Find every line of the listing below where "budowlanego" appears, and copy it.

begin Data for this task

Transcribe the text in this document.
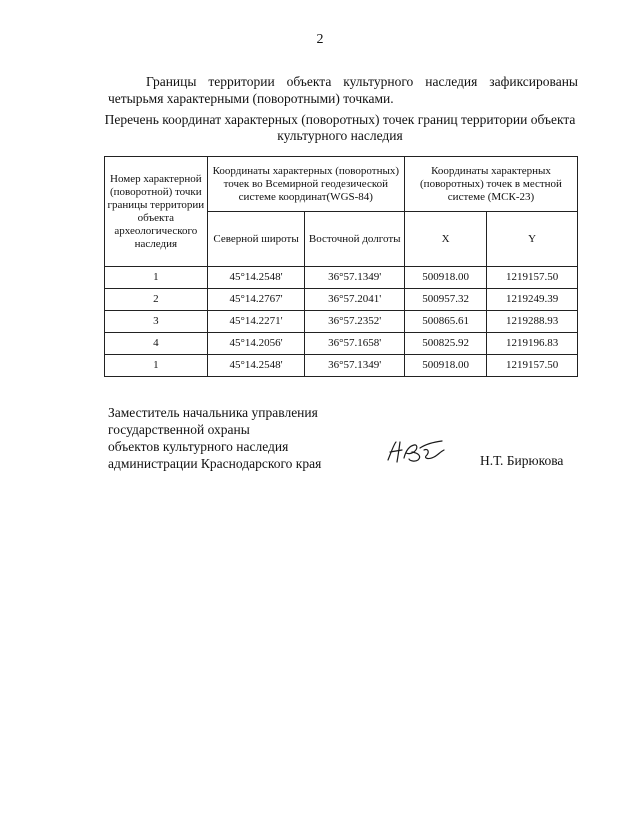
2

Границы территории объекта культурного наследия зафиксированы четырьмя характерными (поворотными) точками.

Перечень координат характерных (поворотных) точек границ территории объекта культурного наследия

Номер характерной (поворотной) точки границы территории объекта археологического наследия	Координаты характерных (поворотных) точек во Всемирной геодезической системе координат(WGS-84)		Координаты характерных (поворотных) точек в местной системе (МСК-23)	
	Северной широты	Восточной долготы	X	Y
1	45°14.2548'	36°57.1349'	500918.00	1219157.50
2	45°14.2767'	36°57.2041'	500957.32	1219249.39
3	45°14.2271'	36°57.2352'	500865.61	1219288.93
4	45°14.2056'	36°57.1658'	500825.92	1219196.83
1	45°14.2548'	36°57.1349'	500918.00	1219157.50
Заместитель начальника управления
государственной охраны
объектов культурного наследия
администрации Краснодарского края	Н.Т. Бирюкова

end Data for this task
begin Data for this task

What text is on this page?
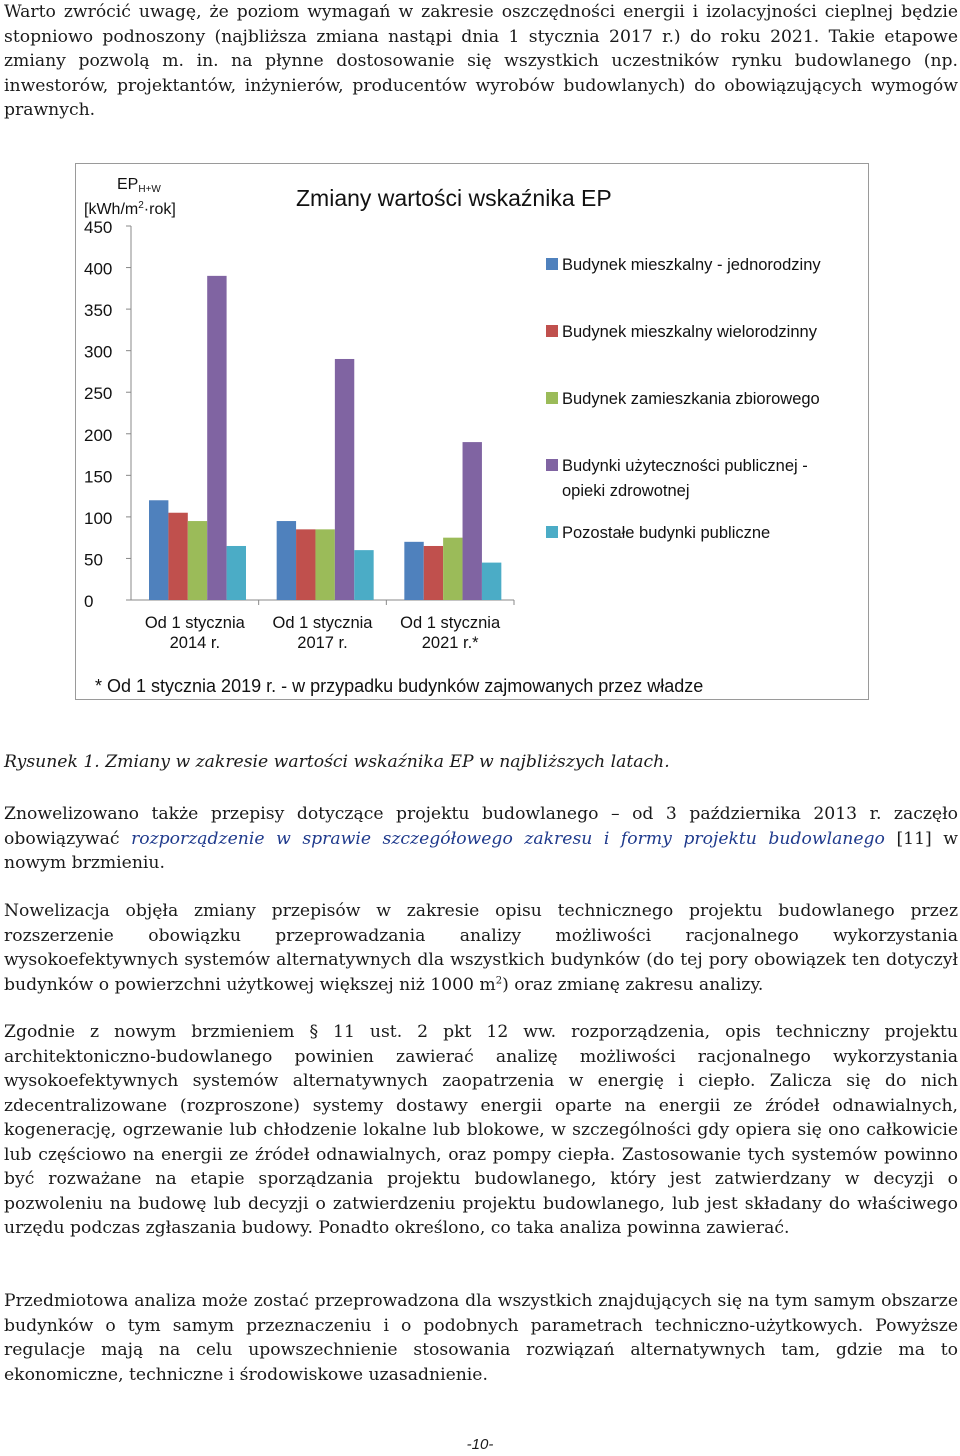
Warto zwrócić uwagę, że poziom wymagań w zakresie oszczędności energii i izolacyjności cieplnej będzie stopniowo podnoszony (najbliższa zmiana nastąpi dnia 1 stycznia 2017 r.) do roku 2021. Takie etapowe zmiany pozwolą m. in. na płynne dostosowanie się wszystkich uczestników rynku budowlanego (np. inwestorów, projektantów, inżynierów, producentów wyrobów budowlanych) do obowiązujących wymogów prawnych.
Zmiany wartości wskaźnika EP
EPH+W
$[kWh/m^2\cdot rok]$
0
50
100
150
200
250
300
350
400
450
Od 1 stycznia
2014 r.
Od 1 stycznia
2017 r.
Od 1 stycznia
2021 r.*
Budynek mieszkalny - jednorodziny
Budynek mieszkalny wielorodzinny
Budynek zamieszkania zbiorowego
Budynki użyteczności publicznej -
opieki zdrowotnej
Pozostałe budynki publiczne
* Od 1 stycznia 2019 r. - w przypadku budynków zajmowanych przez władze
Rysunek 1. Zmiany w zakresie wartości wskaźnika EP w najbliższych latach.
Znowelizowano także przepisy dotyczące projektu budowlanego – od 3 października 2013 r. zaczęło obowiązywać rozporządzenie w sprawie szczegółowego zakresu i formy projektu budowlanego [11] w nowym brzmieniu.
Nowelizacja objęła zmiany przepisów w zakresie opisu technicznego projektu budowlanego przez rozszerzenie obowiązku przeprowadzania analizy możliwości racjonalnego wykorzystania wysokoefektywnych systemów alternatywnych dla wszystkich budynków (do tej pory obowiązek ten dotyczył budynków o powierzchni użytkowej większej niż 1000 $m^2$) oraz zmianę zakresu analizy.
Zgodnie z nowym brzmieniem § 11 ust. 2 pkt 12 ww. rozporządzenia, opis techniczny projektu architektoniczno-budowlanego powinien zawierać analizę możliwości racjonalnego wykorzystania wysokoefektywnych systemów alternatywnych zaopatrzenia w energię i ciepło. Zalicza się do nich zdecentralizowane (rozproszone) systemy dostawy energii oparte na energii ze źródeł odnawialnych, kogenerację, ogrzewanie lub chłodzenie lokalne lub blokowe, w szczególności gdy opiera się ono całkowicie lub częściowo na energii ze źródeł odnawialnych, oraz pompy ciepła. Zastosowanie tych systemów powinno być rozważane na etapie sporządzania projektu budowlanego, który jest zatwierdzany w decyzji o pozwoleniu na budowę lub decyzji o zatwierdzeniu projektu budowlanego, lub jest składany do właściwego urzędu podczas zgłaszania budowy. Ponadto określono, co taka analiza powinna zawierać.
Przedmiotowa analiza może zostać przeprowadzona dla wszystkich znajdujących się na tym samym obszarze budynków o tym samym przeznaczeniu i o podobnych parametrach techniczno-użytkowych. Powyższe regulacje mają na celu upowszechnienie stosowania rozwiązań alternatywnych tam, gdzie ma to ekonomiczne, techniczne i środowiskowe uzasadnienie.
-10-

end Data for this task

## Output for this task:
Warto zwrócić uwagę, że poziom wymagań w zakresie oszczędności energii i izolacyjności cieplnej będzie stopniowo podnoszony (najbliższa zmiana nastąpi dnia 1 stycznia 2017 r.) do roku 2021. Takie etapowe zmiany pozwolą m. in. na płynne dostosowanie się wszystkich uczestników rynku budowlanego (np. inwestorów, projektantów, inżynierów, producentów wyrobów budowlanych) do obowiązujących wymogów prawnych.
Znowelizowano także przepisy dotyczące projektu budowlanego – od 3 października 2013 r. zaczęło obowiązywać rozporządzenie w sprawie szczegółowego zakresu i formy projektu budowlanego [11] w nowym brzmieniu.
Nowelizacja objęła zmiany przepisów w zakresie opisu technicznego projektu budowlanego przez rozszerzenie obowiązku przeprowadzania analizy możliwości racjonalnego wykorzystania wysokoefektywnych systemów alternatywnych dla wszystkich budynków (do tej pory obowiązek ten dotyczył budynków o powierzchni użytkowej większej niż 1000 $m^2$) oraz zmianę zakresu analizy.
Zgodnie z nowym brzmieniem § 11 ust. 2 pkt 12 ww. rozporządzenia, opis techniczny projektu architektoniczno-budowlanego powinien zawierać analizę możliwości racjonalnego wykorzystania wysokoefektywnych systemów alternatywnych zaopatrzenia w energię i ciepło. Zalicza się do nich zdecentralizowane (rozproszone) systemy dostawy energii oparte na energii ze źródeł odnawialnych, kogenerację, ogrzewanie lub chłodzenie lokalne lub blokowe, w szczególności gdy opiera się ono całkowicie lub częściowo na energii ze źródeł odnawialnych, oraz pompy ciepła. Zastosowanie tych systemów powinno być rozważane na etapie sporządzania projektu budowlanego, który jest zatwierdzany w decyzji o pozwoleniu na budowę lub decyzji o zatwierdzeniu projektu budowlanego, lub jest składany do właściwego urzędu podczas zgłaszania budowy. Ponadto określono, co taka analiza powinna zawierać.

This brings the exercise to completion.